Each line below is to be written out in full, exactly as shown.

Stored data
>>>>
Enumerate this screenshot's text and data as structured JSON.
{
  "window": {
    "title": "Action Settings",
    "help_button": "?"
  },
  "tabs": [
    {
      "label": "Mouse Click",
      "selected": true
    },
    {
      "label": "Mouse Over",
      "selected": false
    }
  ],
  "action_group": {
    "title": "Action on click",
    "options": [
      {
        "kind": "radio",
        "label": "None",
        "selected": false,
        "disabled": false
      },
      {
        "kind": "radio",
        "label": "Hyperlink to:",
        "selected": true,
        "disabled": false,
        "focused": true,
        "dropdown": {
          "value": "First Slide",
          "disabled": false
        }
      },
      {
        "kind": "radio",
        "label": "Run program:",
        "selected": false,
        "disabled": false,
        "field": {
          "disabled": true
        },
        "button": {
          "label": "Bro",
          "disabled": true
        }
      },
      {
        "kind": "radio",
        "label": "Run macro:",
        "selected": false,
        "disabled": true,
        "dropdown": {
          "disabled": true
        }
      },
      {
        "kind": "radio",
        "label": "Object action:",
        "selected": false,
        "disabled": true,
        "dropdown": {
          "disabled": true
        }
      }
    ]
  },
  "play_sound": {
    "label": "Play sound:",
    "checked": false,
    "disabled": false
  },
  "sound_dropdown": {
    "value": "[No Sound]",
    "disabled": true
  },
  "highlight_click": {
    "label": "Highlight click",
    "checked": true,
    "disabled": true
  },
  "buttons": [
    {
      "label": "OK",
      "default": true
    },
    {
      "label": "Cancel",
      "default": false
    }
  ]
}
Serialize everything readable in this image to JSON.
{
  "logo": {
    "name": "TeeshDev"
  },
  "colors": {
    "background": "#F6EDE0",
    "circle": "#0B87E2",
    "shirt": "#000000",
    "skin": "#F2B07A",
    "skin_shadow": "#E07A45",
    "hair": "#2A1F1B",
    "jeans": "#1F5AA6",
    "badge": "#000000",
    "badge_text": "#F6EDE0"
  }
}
<<<<
Exercise answer
Enumerate this screenshot's text and data as structured JSON.
{
  "window": {
    "title": "Action Settings",
    "help_button": "?"
  },
  "tabs": [
    {
      "label": "Mouse Click",
      "selected": true
    },
    {
      "label": "Mouse Over",
      "selected": false
    }
  ],
  "action_group": {
    "title": "Action on click",
    "options": [
      {
        "kind": "radio",
        "label": "None",
        "selected": false,
        "disabled": false
      },
      {
        "kind": "radio",
        "label": "Hyperlink to:",
        "selected": true,
        "disabled": false,
        "focused": true,
        "dropdown": {
          "value": "First Slide",
          "disabled": false
        }
      },
      {
        "kind": "radio",
        "label": "Run program:",
        "selected": false,
        "disabled": false,
        "field": {
          "disabled": true
        },
        "button": {
          "label": "Bro",
          "disabled": true
        }
      },
      {
        "kind": "radio",
        "label": "Run macro:",
        "selected": false,
        "disabled": true,
        "dropdown": {
          "disabled": true
        }
      },
      {
        "kind": "radio",
        "label": "Object action:",
        "selected": false,
        "disabled": true,
        "dropdown": {
          "disabled": true
        }
      }
    ]
  },
  "play_sound": {
    "label": "Play sound:",
    "checked": false,
    "disabled": false
  },
  "sound_dropdown": {
    "value": "[No Sound]",
    "disabled": true
  },
  "highlight_click": {
    "label": "Highlight click",
    "checked": true,
    "disabled": true
  },
  "buttons": [
    {
      "label": "OK",
      "default": true
    },
    {
      "label": "Cancel",
      "default": false
    }
  ]
}
Serialize everything readable in this image to JSON.
{
  "logo": {
    "name": "TeeshDev"
  },
  "colors": {
    "background": "#F6EDE0",
    "circle": "#0B87E2",
    "shirt": "#000000",
    "skin": "#F2B07A",
    "skin_shadow": "#E07A45",
    "hair": "#2A1F1B",
    "jeans": "#1F5AA6",
    "badge": "#000000",
    "badge_text": "#F6EDE0"
  }
}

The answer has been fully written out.